● **GIVEN DATA**:
--------------------

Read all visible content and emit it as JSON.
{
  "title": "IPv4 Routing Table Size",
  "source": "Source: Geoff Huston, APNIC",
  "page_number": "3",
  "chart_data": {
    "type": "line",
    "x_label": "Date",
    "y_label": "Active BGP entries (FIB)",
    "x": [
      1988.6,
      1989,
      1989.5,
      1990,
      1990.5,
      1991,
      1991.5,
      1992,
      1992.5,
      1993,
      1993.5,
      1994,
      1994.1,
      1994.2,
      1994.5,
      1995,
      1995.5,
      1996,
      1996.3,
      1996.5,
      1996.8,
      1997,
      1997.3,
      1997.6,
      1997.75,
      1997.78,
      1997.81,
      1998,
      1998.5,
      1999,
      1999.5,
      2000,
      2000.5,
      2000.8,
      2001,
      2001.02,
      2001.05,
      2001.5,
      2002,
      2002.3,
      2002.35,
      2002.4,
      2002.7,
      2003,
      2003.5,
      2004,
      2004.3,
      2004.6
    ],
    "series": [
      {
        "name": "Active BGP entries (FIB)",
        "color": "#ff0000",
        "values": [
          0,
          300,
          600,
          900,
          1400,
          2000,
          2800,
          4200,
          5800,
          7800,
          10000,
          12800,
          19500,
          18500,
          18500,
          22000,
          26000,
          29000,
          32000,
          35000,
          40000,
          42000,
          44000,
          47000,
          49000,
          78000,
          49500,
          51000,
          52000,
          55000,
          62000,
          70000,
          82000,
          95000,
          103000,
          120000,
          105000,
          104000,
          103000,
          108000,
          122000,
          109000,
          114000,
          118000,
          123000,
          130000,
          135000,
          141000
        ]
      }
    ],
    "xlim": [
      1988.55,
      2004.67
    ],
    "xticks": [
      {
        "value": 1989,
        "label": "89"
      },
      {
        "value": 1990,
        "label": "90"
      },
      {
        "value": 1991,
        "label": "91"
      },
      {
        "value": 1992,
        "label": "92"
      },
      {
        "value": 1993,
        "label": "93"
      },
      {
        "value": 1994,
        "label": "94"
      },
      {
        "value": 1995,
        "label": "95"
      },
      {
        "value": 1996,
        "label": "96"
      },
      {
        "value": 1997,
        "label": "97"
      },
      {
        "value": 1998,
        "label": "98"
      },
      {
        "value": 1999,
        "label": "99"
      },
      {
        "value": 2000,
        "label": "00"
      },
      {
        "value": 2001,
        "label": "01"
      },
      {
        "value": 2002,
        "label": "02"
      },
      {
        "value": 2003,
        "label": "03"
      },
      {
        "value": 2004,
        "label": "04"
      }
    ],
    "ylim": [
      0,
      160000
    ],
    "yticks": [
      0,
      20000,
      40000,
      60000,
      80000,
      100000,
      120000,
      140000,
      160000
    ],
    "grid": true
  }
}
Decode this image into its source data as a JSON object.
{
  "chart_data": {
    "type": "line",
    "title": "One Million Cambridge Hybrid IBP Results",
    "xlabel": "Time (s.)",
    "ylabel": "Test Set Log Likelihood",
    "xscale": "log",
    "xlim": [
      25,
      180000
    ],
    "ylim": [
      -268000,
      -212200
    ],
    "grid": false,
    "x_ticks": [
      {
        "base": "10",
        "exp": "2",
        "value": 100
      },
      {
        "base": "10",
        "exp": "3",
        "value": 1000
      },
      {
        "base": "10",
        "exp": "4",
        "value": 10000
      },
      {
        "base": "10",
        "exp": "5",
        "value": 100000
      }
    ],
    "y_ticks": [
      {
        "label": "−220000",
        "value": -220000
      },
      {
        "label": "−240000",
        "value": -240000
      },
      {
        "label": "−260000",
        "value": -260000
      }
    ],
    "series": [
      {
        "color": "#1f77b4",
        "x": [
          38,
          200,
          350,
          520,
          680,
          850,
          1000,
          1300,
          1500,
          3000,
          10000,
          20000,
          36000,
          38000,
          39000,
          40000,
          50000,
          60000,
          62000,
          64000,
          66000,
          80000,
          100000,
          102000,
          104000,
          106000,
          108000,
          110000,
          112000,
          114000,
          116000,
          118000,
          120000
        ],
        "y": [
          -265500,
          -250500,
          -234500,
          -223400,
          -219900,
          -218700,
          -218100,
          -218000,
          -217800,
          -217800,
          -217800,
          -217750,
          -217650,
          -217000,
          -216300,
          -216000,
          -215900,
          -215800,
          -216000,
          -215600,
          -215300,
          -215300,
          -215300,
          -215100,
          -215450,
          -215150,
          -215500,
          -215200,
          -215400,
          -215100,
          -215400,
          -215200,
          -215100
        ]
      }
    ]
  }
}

--------------------

● **TASK TO COMPLETE**:
Print the records above in full, exactly.

● **OUTPUT FOR THIS TASK**:
Read all visible content and emit it as JSON.
{
  "title": "IPv4 Routing Table Size",
  "source": "Source: Geoff Huston, APNIC",
  "page_number": "3",
  "chart_data": {
    "type": "line",
    "x_label": "Date",
    "y_label": "Active BGP entries (FIB)",
    "x": [
      1988.6,
      1989,
      1989.5,
      1990,
      1990.5,
      1991,
      1991.5,
      1992,
      1992.5,
      1993,
      1993.5,
      1994,
      1994.1,
      1994.2,
      1994.5,
      1995,
      1995.5,
      1996,
      1996.3,
      1996.5,
      1996.8,
      1997,
      1997.3,
      1997.6,
      1997.75,
      1997.78,
      1997.81,
      1998,
      1998.5,
      1999,
      1999.5,
      2000,
      2000.5,
      2000.8,
      2001,
      2001.02,
      2001.05,
      2001.5,
      2002,
      2002.3,
      2002.35,
      2002.4,
      2002.7,
      2003,
      2003.5,
      2004,
      2004.3,
      2004.6
    ],
    "series": [
      {
        "name": "Active BGP entries (FIB)",
        "color": "#ff0000",
        "values": [
          0,
          300,
          600,
          900,
          1400,
          2000,
          2800,
          4200,
          5800,
          7800,
          10000,
          12800,
          19500,
          18500,
          18500,
          22000,
          26000,
          29000,
          32000,
          35000,
          40000,
          42000,
          44000,
          47000,
          49000,
          78000,
          49500,
          51000,
          52000,
          55000,
          62000,
          70000,
          82000,
          95000,
          103000,
          120000,
          105000,
          104000,
          103000,
          108000,
          122000,
          109000,
          114000,
          118000,
          123000,
          130000,
          135000,
          141000
        ]
      }
    ],
    "xlim": [
      1988.55,
      2004.67
    ],
    "xticks": [
      {
        "value": 1989,
        "label": "89"
      },
      {
        "value": 1990,
        "label": "90"
      },
      {
        "value": 1991,
        "label": "91"
      },
      {
        "value": 1992,
        "label": "92"
      },
      {
        "value": 1993,
        "label": "93"
      },
      {
        "value": 1994,
        "label": "94"
      },
      {
        "value": 1995,
        "label": "95"
      },
      {
        "value": 1996,
        "label": "96"
      },
      {
        "value": 1997,
        "label": "97"
      },
      {
        "value": 1998,
        "label": "98"
      },
      {
        "value": 1999,
        "label": "99"
      },
      {
        "value": 2000,
        "label": "00"
      },
      {
        "value": 2001,
        "label": "01"
      },
      {
        "value": 2002,
        "label": "02"
      },
      {
        "value": 2003,
        "label": "03"
      },
      {
        "value": 2004,
        "label": "04"
      }
    ],
    "ylim": [
      0,
      160000
    ],
    "yticks": [
      0,
      20000,
      40000,
      60000,
      80000,
      100000,
      120000,
      140000,
      160000
    ],
    "grid": true
  }
}
Decode this image into its source data as a JSON object.
{
  "chart_data": {
    "type": "line",
    "title": "One Million Cambridge Hybrid IBP Results",
    "xlabel": "Time (s.)",
    "ylabel": "Test Set Log Likelihood",
    "xscale": "log",
    "xlim": [
      25,
      180000
    ],
    "ylim": [
      -268000,
      -212200
    ],
    "grid": false,
    "x_ticks": [
      {
        "base": "10",
        "exp": "2",
        "value": 100
      },
      {
        "base": "10",
        "exp": "3",
        "value": 1000
      },
      {
        "base": "10",
        "exp": "4",
        "value": 10000
      },
      {
        "base": "10",
        "exp": "5",
        "value": 100000
      }
    ],
    "y_ticks": [
      {
        "label": "−220000",
        "value": -220000
      },
      {
        "label": "−240000",
        "value": -240000
      },
      {
        "label": "−260000",
        "value": -260000
      }
    ],
    "series": [
      {
        "color": "#1f77b4",
        "x": [
          38,
          200,
          350,
          520,
          680,
          850,
          1000,
          1300,
          1500,
          3000,
          10000,
          20000,
          36000,
          38000,
          39000,
          40000,
          50000,
          60000,
          62000,
          64000,
          66000,
          80000,
          100000,
          102000,
          104000,
          106000,
          108000,
          110000,
          112000,
          114000,
          116000,
          118000,
          120000
        ],
        "y": [
          -265500,
          -250500,
          -234500,
          -223400,
          -219900,
          -218700,
          -218100,
          -218000,
          -217800,
          -217800,
          -217800,
          -217750,
          -217650,
          -217000,
          -216300,
          -216000,
          -215900,
          -215800,
          -216000,
          -215600,
          -215300,
          -215300,
          -215300,
          -215100,
          -215450,
          -215150,
          -215500,
          -215200,
          -215400,
          -215100,
          -215400,
          -215200,
          -215100
        ]
      }
    ]
  }
}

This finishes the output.